Aim of the exercise:
Show every line of the data where the word "JSON" can be found.

[Opening Exercise material section]

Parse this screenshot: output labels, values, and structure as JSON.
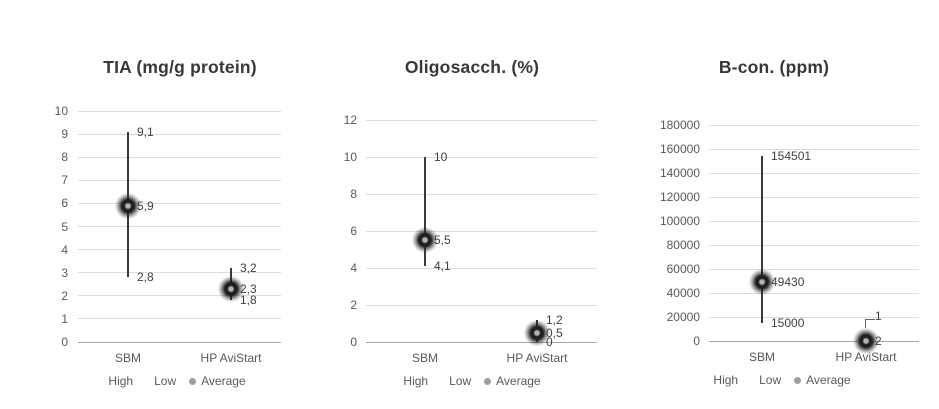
{
  "chart_data": [
    {
      "type": "hilo-average",
      "title": "TIA (mg/g protein)",
      "categories": [
        "SBM",
        "HP AviStart"
      ],
      "legend": [
        "High",
        "Low",
        "Average"
      ],
      "axis": {
        "min": 0,
        "max": 10,
        "step": 1,
        "ticks": [
          "10",
          "9",
          "8",
          "7",
          "6",
          "5",
          "4",
          "3",
          "2",
          "1",
          "0"
        ]
      },
      "grid": true,
      "legend_position": "bottom",
      "series": [
        {
          "category": "SBM",
          "high": 9.1,
          "low": 2.8,
          "average": 5.9,
          "labels": {
            "high": "9,1",
            "average": "5,9",
            "low": "2,8"
          }
        },
        {
          "category": "HP AviStart",
          "high": 3.2,
          "low": 1.8,
          "average": 2.3,
          "labels": {
            "high": "3,2",
            "average": "2,3",
            "low": "1,8"
          }
        }
      ]
    },
    {
      "type": "hilo-average",
      "title": "Oligosacch. (%)",
      "categories": [
        "SBM",
        "HP AviStart"
      ],
      "legend": [
        "High",
        "Low",
        "Average"
      ],
      "axis": {
        "min": 0,
        "max": 12,
        "step": 2,
        "ticks": [
          "12",
          "10",
          "8",
          "6",
          "4",
          "2",
          "0"
        ]
      },
      "grid": true,
      "legend_position": "bottom",
      "series": [
        {
          "category": "SBM",
          "high": 10,
          "low": 4.1,
          "average": 5.5,
          "labels": {
            "high": "10",
            "average": "5,5",
            "low": "4,1"
          }
        },
        {
          "category": "HP AviStart",
          "high": 1.2,
          "low": 0,
          "average": 0.5,
          "labels": {
            "high": "1,2",
            "average": "0,5",
            "low": "0"
          }
        }
      ]
    },
    {
      "type": "hilo-average",
      "title": "B-con. (ppm)",
      "categories": [
        "SBM",
        "HP AviStart"
      ],
      "legend": [
        "High",
        "Low",
        "Average"
      ],
      "axis": {
        "min": 0,
        "max": 180000,
        "step": 20000,
        "ticks": [
          "180000",
          "160000",
          "140000",
          "120000",
          "100000",
          "80000",
          "60000",
          "40000",
          "20000",
          "0"
        ]
      },
      "grid": true,
      "legend_position": "bottom",
      "series": [
        {
          "category": "SBM",
          "high": 154501,
          "low": 15000,
          "average": 49430,
          "labels": {
            "high": "154501",
            "average": "49430",
            "low": "15000"
          }
        },
        {
          "category": "HP AviStart",
          "high": 1,
          "low": 0,
          "average": 2,
          "labels": {
            "high": "1",
            "average": "2",
            "low": ""
          },
          "high_label_leader": true
        }
      ]
    }
  ],
  "colors": {
    "title": "#383838",
    "axis_text": "#595959",
    "gridline": "#dcdcdc",
    "zero_line": "#a6a6a6",
    "whisker": "#3a3a3a",
    "marker_ring": "#1f1f1f",
    "marker_center": "#b3b3b3",
    "data_label": "#404040",
    "legend_dot": "#9e9e9e"
  }
}
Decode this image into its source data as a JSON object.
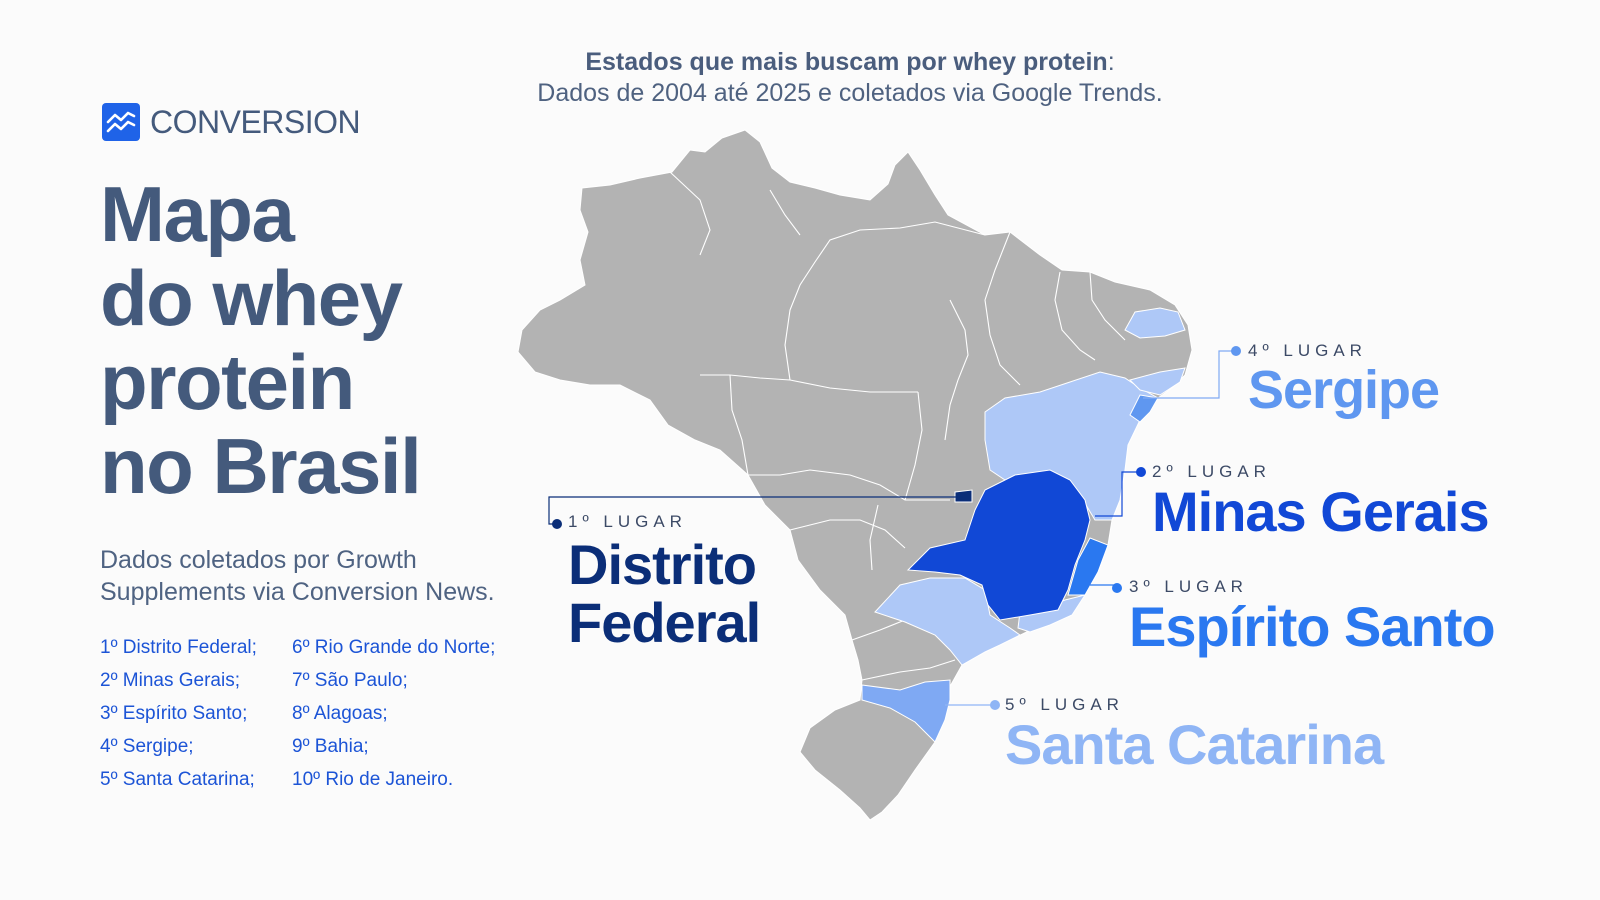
{
  "header": {
    "title_bold": "Estados que mais buscam por whey protein",
    "title_colon": ":",
    "subtitle": "Dados de 2004 até 2025 e coletados via Google Trends."
  },
  "logo": {
    "text": "CONVERSION",
    "icon": "chart-trend-icon"
  },
  "title": {
    "line1": "Mapa",
    "line2": "do whey",
    "line3": "protein",
    "line4": "no Brasil"
  },
  "source_text": "Dados coletados por Growth Supplements via Conversion News.",
  "ranking": [
    "1º Distrito Federal;",
    "2º Minas Gerais;",
    "3º Espírito Santo;",
    "4º Sergipe;",
    "5º Santa Catarina;",
    "6º Rio Grande do Norte;",
    "7º São Paulo;",
    "8º Alagoas;",
    "9º Bahia;",
    "10º Rio de Janeiro."
  ],
  "callouts": [
    {
      "place": "1º LUGAR",
      "state": "Distrito Federal",
      "state_line1": "Distrito",
      "state_line2": "Federal",
      "color": "#0b2e78"
    },
    {
      "place": "2º LUGAR",
      "state": "Minas Gerais",
      "color": "#1148d6"
    },
    {
      "place": "3º LUGAR",
      "state": "Espírito Santo",
      "color": "#2a78f0"
    },
    {
      "place": "4º LUGAR",
      "state": "Sergipe",
      "color": "#5f97f0"
    },
    {
      "place": "5º LUGAR",
      "state": "Santa Catarina",
      "color": "#8fb5f5"
    }
  ],
  "map_colors": {
    "other_states": "#b3b3b3",
    "top10_light": "#aec8f7",
    "rank1": "#0b2e78",
    "rank2": "#1148d6",
    "rank3": "#2a78f0",
    "rank4": "#5f97f0",
    "rank5": "#7fa9f3"
  }
}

[Closing Exercise material section]

Task result:
Parse this screenshot: output labels, values, and structure as JSON.
Decode this image into its source data as a JSON object.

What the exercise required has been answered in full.